[Records for this task start]
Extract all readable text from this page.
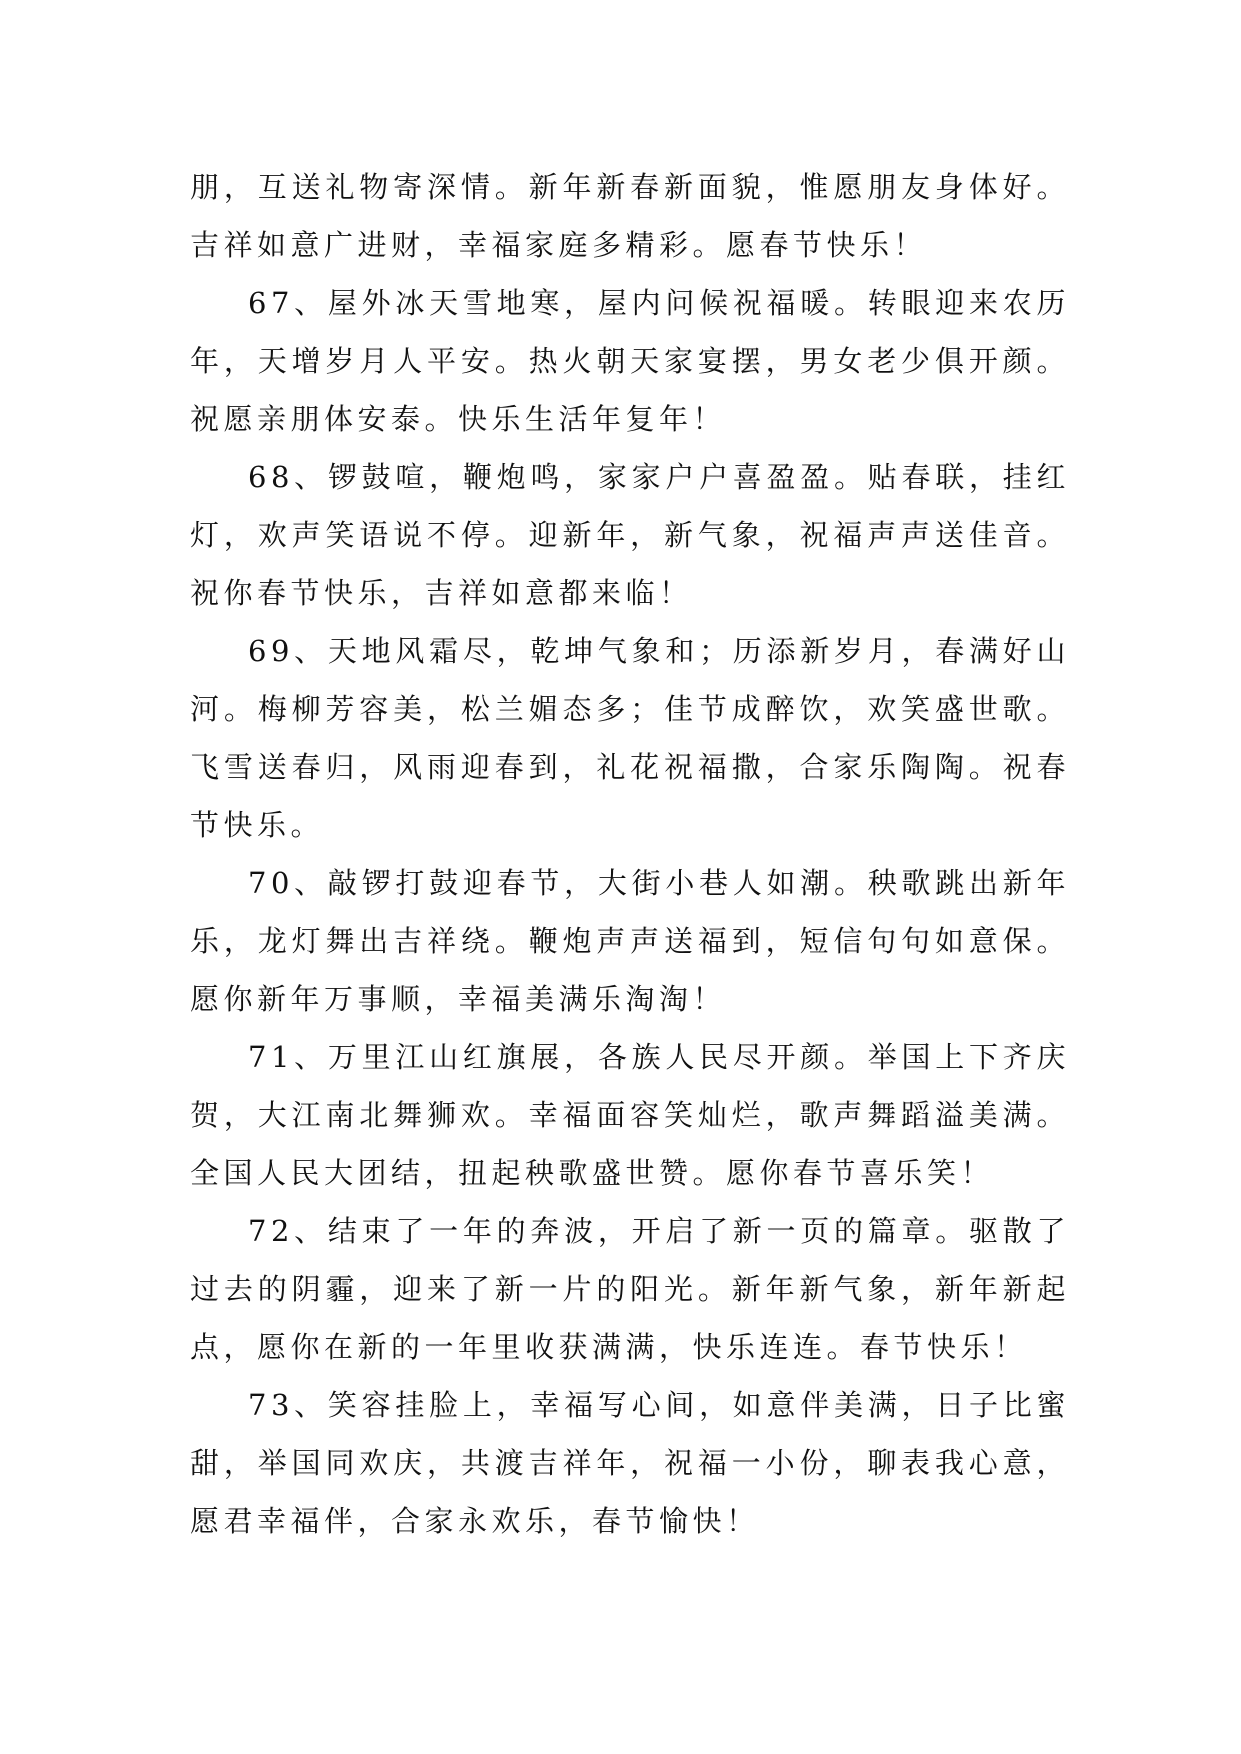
朋，互送礼物寄深情。新年新春新面貌，惟愿朋友身体好。吉祥如意广进财，幸福家庭多精彩。愿春节快乐！

67、屋外冰天雪地寒，屋内问候祝福暖。转眼迎来农历年，天增岁月人平安。热火朝天家宴摆，男女老少俱开颜。祝愿亲朋体安泰。快乐生活年复年！

68、锣鼓喧，鞭炮鸣，家家户户喜盈盈。贴春联，挂红灯，欢声笑语说不停。迎新年，新气象，祝福声声送佳音。祝你春节快乐，吉祥如意都来临！

69、天地风霜尽，乾坤气象和；历添新岁月，春满好山河。梅柳芳容美，松兰媚态多；佳节成醉饮，欢笑盛世歌。飞雪送春归，风雨迎春到，礼花祝福撒，合家乐陶陶。祝春节快乐。

70、敲锣打鼓迎春节，大街小巷人如潮。秧歌跳出新年乐，龙灯舞出吉祥绕。鞭炮声声送福到，短信句句如意保。愿你新年万事顺，幸福美满乐淘淘！

71、万里江山红旗展，各族人民尽开颜。举国上下齐庆贺，大江南北舞狮欢。幸福面容笑灿烂，歌声舞蹈溢美满。全国人民大团结，扭起秧歌盛世赞。愿你春节喜乐笑！

72、结束了一年的奔波，开启了新一页的篇章。驱散了过去的阴霾，迎来了新一片的阳光。新年新气象，新年新起点，愿你在新的一年里收获满满，快乐连连。春节快乐！

73、笑容挂脸上，幸福写心间，如意伴美满，日子比蜜甜，举国同欢庆，共渡吉祥年，祝福一小份，聊表我心意，愿君幸福伴，合家永欢乐，春节愉快！
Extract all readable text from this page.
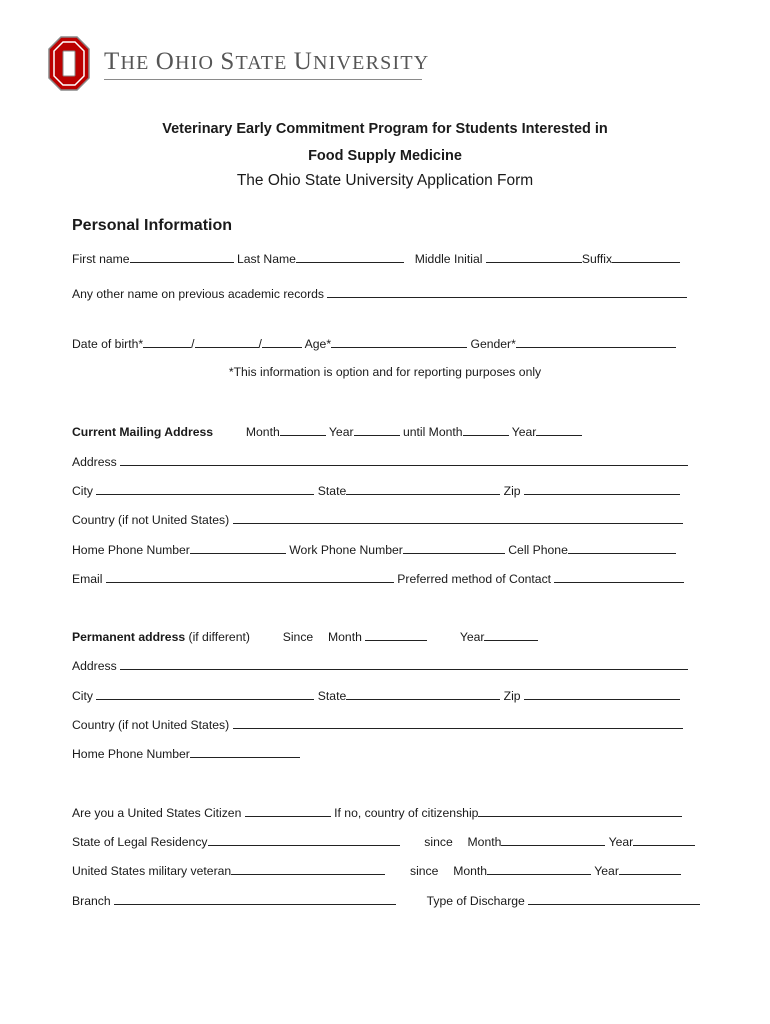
THE OHIO STATE UNIVERSITY
Veterinary Early Commitment Program for Students Interested in
Food Supply Medicine
The Ohio State University Application Form
Personal Information
First name	Last Name	Middle Initial	Suffix
Any other name on previous academic records
Date of birth*	/	/	Age*	Gender*
*This information is option and for reporting purposes only
Current Mailing Address	Month	Year	until Month	Year
Address
City	State	Zip
Country (if not United States)
Home Phone Number	Work Phone Number	Cell Phone
Email	Preferred method of Contact
Permanent address (if different)	Since Month	Year
Address
City	State	Zip
Country (if not United States)
Home Phone Number
Are you a United States Citizen	If no, country of citizenship
State of Legal Residency	since Month	Year
United States military veteran	since Month	Year
Branch	Type of Discharge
[Records for this task end]
(What is required): The word "Year" may appear on some lines. Report how many lines hold it, giving the number alone.

(Solution for this task): 4